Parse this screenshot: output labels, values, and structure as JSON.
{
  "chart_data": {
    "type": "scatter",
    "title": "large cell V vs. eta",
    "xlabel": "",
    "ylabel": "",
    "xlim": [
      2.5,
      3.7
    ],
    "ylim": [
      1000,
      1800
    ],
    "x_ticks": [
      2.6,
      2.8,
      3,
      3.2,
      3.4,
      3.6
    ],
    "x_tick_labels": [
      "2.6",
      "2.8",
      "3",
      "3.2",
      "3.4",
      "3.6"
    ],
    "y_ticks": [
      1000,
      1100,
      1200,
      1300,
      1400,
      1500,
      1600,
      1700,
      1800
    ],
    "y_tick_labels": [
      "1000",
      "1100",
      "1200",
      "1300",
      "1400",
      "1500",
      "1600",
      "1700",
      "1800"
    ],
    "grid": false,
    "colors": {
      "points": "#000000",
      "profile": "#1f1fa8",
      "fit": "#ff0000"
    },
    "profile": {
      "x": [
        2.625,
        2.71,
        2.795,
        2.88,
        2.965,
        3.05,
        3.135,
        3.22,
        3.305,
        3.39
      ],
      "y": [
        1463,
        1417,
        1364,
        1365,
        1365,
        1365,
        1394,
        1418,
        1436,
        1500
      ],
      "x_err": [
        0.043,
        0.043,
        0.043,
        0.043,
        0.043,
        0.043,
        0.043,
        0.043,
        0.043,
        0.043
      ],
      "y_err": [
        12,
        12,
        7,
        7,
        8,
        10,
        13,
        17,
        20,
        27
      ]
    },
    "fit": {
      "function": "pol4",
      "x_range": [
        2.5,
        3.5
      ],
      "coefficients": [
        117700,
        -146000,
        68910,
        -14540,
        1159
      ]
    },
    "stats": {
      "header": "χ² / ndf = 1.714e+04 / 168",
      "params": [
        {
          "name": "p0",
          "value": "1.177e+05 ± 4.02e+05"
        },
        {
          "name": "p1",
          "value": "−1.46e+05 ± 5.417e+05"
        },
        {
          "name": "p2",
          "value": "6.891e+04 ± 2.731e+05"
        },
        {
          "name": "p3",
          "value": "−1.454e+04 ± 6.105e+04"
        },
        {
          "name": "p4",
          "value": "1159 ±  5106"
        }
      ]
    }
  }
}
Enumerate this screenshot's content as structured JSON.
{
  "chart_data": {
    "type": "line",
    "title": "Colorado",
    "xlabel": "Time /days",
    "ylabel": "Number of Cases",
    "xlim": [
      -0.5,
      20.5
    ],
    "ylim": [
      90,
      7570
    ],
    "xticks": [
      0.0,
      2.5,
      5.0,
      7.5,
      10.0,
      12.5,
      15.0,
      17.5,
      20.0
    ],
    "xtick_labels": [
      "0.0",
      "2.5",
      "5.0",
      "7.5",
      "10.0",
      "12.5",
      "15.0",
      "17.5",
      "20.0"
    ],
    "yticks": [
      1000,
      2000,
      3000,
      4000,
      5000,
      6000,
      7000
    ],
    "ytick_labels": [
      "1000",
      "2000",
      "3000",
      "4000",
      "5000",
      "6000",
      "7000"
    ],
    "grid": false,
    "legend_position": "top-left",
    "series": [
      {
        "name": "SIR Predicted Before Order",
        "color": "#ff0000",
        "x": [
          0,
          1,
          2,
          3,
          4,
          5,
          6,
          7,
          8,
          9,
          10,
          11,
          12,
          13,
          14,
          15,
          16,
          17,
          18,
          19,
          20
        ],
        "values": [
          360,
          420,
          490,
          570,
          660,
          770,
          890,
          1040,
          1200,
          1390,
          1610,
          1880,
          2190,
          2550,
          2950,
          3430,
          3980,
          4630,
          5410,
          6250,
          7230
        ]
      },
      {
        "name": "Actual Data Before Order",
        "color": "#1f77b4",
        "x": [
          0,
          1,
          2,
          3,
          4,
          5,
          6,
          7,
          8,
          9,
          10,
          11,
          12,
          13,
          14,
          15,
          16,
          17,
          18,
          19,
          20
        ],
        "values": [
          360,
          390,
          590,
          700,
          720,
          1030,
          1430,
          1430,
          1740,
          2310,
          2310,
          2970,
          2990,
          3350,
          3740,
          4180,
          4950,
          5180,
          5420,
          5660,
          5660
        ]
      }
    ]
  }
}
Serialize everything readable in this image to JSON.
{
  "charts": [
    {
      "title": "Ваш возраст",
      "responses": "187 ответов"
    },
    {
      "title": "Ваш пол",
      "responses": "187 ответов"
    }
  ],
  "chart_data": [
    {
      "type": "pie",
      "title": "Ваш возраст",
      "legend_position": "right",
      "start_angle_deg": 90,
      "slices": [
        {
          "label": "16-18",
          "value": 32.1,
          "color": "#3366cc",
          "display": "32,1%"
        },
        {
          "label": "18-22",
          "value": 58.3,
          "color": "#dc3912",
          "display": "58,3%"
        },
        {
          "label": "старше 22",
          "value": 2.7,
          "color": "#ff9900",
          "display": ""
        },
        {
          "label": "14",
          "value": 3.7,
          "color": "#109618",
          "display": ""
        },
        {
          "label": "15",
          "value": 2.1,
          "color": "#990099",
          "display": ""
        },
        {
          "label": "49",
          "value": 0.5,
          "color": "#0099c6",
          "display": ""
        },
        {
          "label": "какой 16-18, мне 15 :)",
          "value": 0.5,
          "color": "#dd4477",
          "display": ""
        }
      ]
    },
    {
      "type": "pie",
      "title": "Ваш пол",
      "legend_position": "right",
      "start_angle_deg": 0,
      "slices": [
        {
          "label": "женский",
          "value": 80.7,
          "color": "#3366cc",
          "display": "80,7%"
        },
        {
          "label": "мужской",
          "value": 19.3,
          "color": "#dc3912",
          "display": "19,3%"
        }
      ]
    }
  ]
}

---

* WHAT TO WORK ON
Count the lines that hold the string "this" and state that number alone.

* FULL OUTPUT
3